# Goal
Check each line of the material. Copy those containing "would".

# Provided material

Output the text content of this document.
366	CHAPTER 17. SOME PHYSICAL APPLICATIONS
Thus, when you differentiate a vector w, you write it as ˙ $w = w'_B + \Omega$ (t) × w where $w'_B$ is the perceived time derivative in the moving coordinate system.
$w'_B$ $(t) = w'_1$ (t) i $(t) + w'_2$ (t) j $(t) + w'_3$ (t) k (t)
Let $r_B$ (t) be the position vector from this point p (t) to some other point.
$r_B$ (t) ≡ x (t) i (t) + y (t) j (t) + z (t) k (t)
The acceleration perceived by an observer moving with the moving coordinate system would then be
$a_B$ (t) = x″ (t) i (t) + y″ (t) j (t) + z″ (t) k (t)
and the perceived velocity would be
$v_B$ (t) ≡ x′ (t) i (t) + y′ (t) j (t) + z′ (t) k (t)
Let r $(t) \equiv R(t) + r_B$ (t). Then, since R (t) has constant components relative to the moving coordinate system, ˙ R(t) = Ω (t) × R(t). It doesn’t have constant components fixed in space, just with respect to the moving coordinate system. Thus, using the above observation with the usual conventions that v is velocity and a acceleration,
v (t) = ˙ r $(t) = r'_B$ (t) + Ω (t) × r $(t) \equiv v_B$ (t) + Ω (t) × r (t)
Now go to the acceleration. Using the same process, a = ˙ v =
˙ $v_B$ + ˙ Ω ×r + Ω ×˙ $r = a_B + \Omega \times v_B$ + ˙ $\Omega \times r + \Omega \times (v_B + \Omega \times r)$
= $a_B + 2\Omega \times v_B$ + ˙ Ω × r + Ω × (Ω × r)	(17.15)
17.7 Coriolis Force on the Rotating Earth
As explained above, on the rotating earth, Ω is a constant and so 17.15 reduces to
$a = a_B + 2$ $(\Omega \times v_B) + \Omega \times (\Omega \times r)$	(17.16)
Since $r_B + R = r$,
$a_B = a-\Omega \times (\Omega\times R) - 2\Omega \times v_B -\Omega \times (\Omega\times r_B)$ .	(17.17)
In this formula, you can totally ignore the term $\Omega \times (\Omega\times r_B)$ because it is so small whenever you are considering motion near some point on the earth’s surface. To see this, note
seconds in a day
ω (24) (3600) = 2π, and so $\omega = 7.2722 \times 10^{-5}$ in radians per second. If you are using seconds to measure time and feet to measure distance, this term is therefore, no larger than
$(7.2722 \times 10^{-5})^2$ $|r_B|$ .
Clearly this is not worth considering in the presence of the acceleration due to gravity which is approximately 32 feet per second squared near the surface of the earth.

# Solution to this problem
The acceleration perceived by an observer moving with the moving coordinate system would then be
and the perceived velocity would be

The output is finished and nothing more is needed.